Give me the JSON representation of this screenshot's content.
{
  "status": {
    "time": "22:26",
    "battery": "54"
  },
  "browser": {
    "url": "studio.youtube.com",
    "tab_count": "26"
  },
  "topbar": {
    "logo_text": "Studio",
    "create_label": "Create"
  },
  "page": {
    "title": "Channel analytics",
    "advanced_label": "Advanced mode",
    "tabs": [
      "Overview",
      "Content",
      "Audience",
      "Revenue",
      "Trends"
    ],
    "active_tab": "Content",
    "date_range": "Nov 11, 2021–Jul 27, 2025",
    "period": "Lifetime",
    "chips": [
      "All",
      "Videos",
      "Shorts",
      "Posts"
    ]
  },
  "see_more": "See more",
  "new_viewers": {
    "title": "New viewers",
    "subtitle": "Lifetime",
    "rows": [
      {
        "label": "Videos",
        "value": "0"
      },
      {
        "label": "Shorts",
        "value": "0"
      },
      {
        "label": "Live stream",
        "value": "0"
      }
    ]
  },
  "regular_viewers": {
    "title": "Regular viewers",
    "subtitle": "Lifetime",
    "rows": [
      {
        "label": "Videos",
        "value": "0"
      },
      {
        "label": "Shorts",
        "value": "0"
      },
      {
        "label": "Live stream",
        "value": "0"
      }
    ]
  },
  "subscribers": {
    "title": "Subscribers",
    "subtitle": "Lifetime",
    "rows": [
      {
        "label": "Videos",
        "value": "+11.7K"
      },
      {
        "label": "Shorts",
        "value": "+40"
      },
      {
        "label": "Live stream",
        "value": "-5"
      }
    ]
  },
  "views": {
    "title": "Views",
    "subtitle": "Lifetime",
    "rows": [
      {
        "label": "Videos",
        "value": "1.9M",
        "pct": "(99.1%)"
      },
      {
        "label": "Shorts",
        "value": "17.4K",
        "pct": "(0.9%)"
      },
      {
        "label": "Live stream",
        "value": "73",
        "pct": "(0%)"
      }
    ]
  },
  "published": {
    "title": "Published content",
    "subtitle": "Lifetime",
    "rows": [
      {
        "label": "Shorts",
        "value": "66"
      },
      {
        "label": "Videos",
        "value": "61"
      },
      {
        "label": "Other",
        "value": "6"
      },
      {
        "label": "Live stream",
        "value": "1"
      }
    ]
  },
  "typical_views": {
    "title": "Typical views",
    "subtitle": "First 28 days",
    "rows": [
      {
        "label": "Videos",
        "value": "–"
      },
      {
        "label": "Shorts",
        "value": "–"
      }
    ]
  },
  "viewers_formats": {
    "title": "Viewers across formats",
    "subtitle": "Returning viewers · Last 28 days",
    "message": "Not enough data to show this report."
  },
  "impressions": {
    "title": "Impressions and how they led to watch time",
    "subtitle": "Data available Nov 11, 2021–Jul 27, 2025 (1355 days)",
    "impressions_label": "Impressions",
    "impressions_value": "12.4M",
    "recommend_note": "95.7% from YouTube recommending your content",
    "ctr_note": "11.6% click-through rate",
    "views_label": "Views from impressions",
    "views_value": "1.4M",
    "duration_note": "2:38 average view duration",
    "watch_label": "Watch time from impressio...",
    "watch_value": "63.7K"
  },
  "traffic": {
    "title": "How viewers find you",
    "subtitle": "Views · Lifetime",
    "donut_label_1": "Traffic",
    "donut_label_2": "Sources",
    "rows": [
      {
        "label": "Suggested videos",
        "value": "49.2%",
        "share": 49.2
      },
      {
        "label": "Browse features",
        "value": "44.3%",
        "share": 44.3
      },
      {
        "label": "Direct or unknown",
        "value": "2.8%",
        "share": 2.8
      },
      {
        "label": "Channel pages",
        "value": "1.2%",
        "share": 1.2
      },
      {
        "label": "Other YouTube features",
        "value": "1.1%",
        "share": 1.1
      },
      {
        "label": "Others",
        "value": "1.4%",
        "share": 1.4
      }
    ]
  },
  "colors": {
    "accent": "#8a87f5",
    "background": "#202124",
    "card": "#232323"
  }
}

#####

Exercise task: Copy each line of the records that contains the word "from".

Solution to the exercise:
    "recommend_note": "95.7% from YouTube recommending your content",
    "views_label": "Views from impressions",
    "watch_label": "Watch time from impressio...",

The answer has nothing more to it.